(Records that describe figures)
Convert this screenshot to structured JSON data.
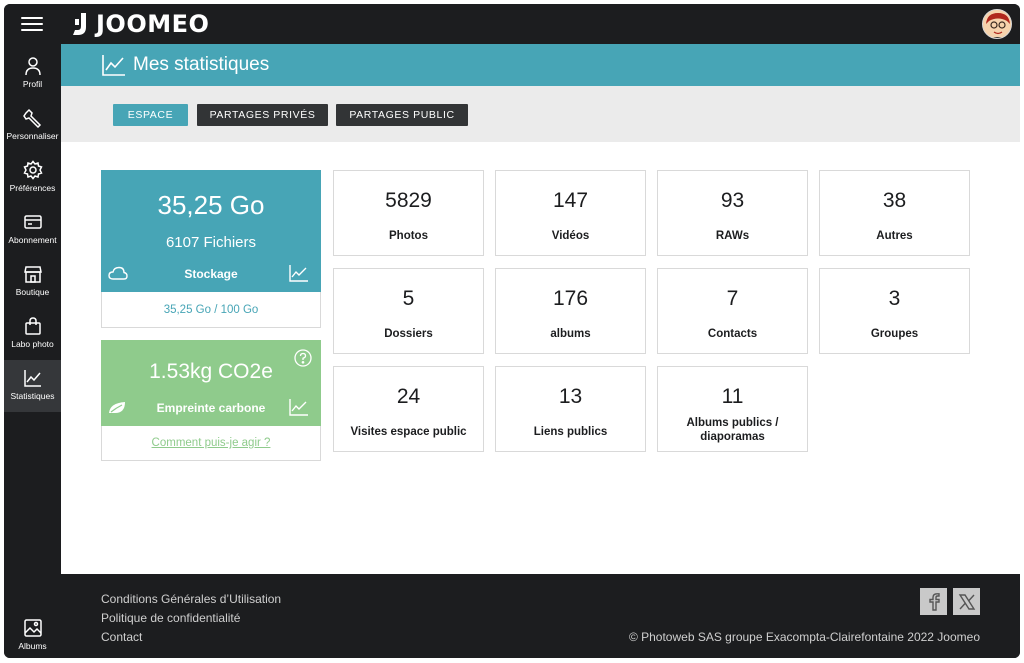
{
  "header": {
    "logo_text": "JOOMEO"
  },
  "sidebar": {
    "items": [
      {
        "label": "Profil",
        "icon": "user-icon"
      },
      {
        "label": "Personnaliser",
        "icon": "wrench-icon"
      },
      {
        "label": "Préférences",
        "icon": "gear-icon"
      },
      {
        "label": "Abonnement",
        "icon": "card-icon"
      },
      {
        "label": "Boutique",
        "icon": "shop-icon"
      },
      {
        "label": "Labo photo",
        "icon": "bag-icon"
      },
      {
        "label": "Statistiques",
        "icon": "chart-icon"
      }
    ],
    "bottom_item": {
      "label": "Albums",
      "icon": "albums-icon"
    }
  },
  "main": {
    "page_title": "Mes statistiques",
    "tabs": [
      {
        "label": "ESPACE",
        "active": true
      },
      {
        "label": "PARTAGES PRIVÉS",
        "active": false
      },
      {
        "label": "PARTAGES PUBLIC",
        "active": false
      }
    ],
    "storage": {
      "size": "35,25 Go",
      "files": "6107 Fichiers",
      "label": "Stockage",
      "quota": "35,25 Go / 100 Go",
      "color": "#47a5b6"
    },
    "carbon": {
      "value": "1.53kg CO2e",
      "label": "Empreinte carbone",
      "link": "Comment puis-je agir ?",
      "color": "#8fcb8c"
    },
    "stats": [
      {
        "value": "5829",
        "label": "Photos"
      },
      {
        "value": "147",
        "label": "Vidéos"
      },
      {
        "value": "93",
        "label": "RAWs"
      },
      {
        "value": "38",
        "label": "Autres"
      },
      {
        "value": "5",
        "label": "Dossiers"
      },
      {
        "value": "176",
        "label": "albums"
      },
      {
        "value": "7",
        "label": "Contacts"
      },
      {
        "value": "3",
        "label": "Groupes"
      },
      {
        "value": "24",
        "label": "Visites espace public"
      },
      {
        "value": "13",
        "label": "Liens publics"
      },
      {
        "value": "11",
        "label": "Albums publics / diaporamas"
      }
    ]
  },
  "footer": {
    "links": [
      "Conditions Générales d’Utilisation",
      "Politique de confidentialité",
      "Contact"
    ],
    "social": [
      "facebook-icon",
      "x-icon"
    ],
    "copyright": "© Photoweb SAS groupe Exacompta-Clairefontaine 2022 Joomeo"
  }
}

▶ SET EXERCISE:
All of the records above must be copied exactly, except for the pictures.

▶ ANSWER:
Convert this screenshot to structured JSON data.
{
  "header": {
    "logo_text": "JOOMEO"
  },
  "sidebar": {
    "items": [
      {
        "label": "Profil",
        "icon": "user-icon"
      },
      {
        "label": "Personnaliser",
        "icon": "wrench-icon"
      },
      {
        "label": "Préférences",
        "icon": "gear-icon"
      },
      {
        "label": "Abonnement",
        "icon": "card-icon"
      },
      {
        "label": "Boutique",
        "icon": "shop-icon"
      },
      {
        "label": "Labo photo",
        "icon": "bag-icon"
      },
      {
        "label": "Statistiques",
        "icon": "chart-icon"
      }
    ],
    "bottom_item": {
      "label": "Albums",
      "icon": "albums-icon"
    }
  },
  "main": {
    "page_title": "Mes statistiques",
    "tabs": [
      {
        "label": "ESPACE",
        "active": true
      },
      {
        "label": "PARTAGES PRIVÉS",
        "active": false
      },
      {
        "label": "PARTAGES PUBLIC",
        "active": false
      }
    ],
    "storage": {
      "size": "35,25 Go",
      "files": "6107 Fichiers",
      "label": "Stockage",
      "quota": "35,25 Go / 100 Go",
      "color": "#47a5b6"
    },
    "carbon": {
      "value": "1.53kg CO2e",
      "label": "Empreinte carbone",
      "link": "Comment puis-je agir ?",
      "color": "#8fcb8c"
    },
    "stats": [
      {
        "value": "5829",
        "label": "Photos"
      },
      {
        "value": "147",
        "label": "Vidéos"
      },
      {
        "value": "93",
        "label": "RAWs"
      },
      {
        "value": "38",
        "label": "Autres"
      },
      {
        "value": "5",
        "label": "Dossiers"
      },
      {
        "value": "176",
        "label": "albums"
      },
      {
        "value": "7",
        "label": "Contacts"
      },
      {
        "value": "3",
        "label": "Groupes"
      },
      {
        "value": "24",
        "label": "Visites espace public"
      },
      {
        "value": "13",
        "label": "Liens publics"
      },
      {
        "value": "11",
        "label": "Albums publics / diaporamas"
      }
    ]
  },
  "footer": {
    "links": [
      "Conditions Générales d’Utilisation",
      "Politique de confidentialité",
      "Contact"
    ],
    "social": [
      "facebook-icon",
      "x-icon"
    ],
    "copyright": "© Photoweb SAS groupe Exacompta-Clairefontaine 2022 Joomeo"
  }
}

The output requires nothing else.